Start of Given information
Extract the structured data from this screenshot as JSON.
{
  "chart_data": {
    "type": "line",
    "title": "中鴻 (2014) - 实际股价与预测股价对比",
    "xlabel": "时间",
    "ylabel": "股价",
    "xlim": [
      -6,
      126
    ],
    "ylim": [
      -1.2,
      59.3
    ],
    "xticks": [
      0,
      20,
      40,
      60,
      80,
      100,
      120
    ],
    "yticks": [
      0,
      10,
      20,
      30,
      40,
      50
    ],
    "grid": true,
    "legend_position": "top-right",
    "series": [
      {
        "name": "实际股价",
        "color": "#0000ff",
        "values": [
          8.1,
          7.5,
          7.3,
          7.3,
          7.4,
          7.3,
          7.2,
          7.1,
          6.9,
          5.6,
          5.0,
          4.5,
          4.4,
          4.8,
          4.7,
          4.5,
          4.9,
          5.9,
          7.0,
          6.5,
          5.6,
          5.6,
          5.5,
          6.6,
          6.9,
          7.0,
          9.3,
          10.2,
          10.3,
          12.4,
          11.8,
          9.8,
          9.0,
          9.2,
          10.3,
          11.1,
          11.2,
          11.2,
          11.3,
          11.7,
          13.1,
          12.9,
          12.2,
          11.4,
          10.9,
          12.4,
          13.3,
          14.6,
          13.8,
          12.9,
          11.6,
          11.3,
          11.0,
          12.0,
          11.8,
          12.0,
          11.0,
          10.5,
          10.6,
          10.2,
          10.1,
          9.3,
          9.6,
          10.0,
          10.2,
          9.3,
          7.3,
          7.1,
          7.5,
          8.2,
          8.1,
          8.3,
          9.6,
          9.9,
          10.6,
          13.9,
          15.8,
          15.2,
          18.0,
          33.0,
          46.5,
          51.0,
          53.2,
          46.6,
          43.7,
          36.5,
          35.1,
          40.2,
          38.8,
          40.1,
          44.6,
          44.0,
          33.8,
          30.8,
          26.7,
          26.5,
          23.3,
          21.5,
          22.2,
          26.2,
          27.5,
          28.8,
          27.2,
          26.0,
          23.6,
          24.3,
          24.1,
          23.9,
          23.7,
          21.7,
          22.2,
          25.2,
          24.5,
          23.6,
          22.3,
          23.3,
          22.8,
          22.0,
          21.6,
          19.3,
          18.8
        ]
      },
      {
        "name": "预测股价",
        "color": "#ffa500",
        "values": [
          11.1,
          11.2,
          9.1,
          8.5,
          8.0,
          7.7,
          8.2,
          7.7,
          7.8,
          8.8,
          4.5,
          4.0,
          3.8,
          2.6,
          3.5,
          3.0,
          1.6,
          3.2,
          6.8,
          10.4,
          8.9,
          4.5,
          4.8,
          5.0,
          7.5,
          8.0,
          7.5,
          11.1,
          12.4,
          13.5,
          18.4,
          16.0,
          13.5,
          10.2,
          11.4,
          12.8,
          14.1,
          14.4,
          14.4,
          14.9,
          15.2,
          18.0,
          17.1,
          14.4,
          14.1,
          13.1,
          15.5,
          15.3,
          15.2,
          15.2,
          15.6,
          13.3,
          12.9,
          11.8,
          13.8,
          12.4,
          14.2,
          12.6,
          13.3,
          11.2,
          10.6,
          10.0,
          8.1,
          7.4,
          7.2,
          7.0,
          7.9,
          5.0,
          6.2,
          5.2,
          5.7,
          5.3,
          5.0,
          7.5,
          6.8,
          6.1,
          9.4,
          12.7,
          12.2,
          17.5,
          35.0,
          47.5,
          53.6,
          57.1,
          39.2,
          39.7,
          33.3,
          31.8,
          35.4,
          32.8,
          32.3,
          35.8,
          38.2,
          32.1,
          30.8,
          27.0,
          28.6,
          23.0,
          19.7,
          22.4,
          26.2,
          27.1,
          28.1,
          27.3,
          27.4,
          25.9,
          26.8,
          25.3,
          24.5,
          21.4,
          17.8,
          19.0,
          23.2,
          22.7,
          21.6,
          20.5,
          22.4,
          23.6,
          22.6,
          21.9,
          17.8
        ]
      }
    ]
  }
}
End of Given information
» **Short task**
Restate every line of the data word for word.

» **Task solution**
Extract the structured data from this screenshot as JSON.
{
  "chart_data": {
    "type": "line",
    "title": "中鴻 (2014) - 实际股价与预测股价对比",
    "xlabel": "时间",
    "ylabel": "股价",
    "xlim": [
      -6,
      126
    ],
    "ylim": [
      -1.2,
      59.3
    ],
    "xticks": [
      0,
      20,
      40,
      60,
      80,
      100,
      120
    ],
    "yticks": [
      0,
      10,
      20,
      30,
      40,
      50
    ],
    "grid": true,
    "legend_position": "top-right",
    "series": [
      {
        "name": "实际股价",
        "color": "#0000ff",
        "values": [
          8.1,
          7.5,
          7.3,
          7.3,
          7.4,
          7.3,
          7.2,
          7.1,
          6.9,
          5.6,
          5.0,
          4.5,
          4.4,
          4.8,
          4.7,
          4.5,
          4.9,
          5.9,
          7.0,
          6.5,
          5.6,
          5.6,
          5.5,
          6.6,
          6.9,
          7.0,
          9.3,
          10.2,
          10.3,
          12.4,
          11.8,
          9.8,
          9.0,
          9.2,
          10.3,
          11.1,
          11.2,
          11.2,
          11.3,
          11.7,
          13.1,
          12.9,
          12.2,
          11.4,
          10.9,
          12.4,
          13.3,
          14.6,
          13.8,
          12.9,
          11.6,
          11.3,
          11.0,
          12.0,
          11.8,
          12.0,
          11.0,
          10.5,
          10.6,
          10.2,
          10.1,
          9.3,
          9.6,
          10.0,
          10.2,
          9.3,
          7.3,
          7.1,
          7.5,
          8.2,
          8.1,
          8.3,
          9.6,
          9.9,
          10.6,
          13.9,
          15.8,
          15.2,
          18.0,
          33.0,
          46.5,
          51.0,
          53.2,
          46.6,
          43.7,
          36.5,
          35.1,
          40.2,
          38.8,
          40.1,
          44.6,
          44.0,
          33.8,
          30.8,
          26.7,
          26.5,
          23.3,
          21.5,
          22.2,
          26.2,
          27.5,
          28.8,
          27.2,
          26.0,
          23.6,
          24.3,
          24.1,
          23.9,
          23.7,
          21.7,
          22.2,
          25.2,
          24.5,
          23.6,
          22.3,
          23.3,
          22.8,
          22.0,
          21.6,
          19.3,
          18.8
        ]
      },
      {
        "name": "预测股价",
        "color": "#ffa500",
        "values": [
          11.1,
          11.2,
          9.1,
          8.5,
          8.0,
          7.7,
          8.2,
          7.7,
          7.8,
          8.8,
          4.5,
          4.0,
          3.8,
          2.6,
          3.5,
          3.0,
          1.6,
          3.2,
          6.8,
          10.4,
          8.9,
          4.5,
          4.8,
          5.0,
          7.5,
          8.0,
          7.5,
          11.1,
          12.4,
          13.5,
          18.4,
          16.0,
          13.5,
          10.2,
          11.4,
          12.8,
          14.1,
          14.4,
          14.4,
          14.9,
          15.2,
          18.0,
          17.1,
          14.4,
          14.1,
          13.1,
          15.5,
          15.3,
          15.2,
          15.2,
          15.6,
          13.3,
          12.9,
          11.8,
          13.8,
          12.4,
          14.2,
          12.6,
          13.3,
          11.2,
          10.6,
          10.0,
          8.1,
          7.4,
          7.2,
          7.0,
          7.9,
          5.0,
          6.2,
          5.2,
          5.7,
          5.3,
          5.0,
          7.5,
          6.8,
          6.1,
          9.4,
          12.7,
          12.2,
          17.5,
          35.0,
          47.5,
          53.6,
          57.1,
          39.2,
          39.7,
          33.3,
          31.8,
          35.4,
          32.8,
          32.3,
          35.8,
          38.2,
          32.1,
          30.8,
          27.0,
          28.6,
          23.0,
          19.7,
          22.4,
          26.2,
          27.1,
          28.1,
          27.3,
          27.4,
          25.9,
          26.8,
          25.3,
          24.5,
          21.4,
          17.8,
          19.0,
          23.2,
          22.7,
          21.6,
          20.5,
          22.4,
          23.6,
          22.6,
          21.9,
          17.8
        ]
      }
    ]
  }
}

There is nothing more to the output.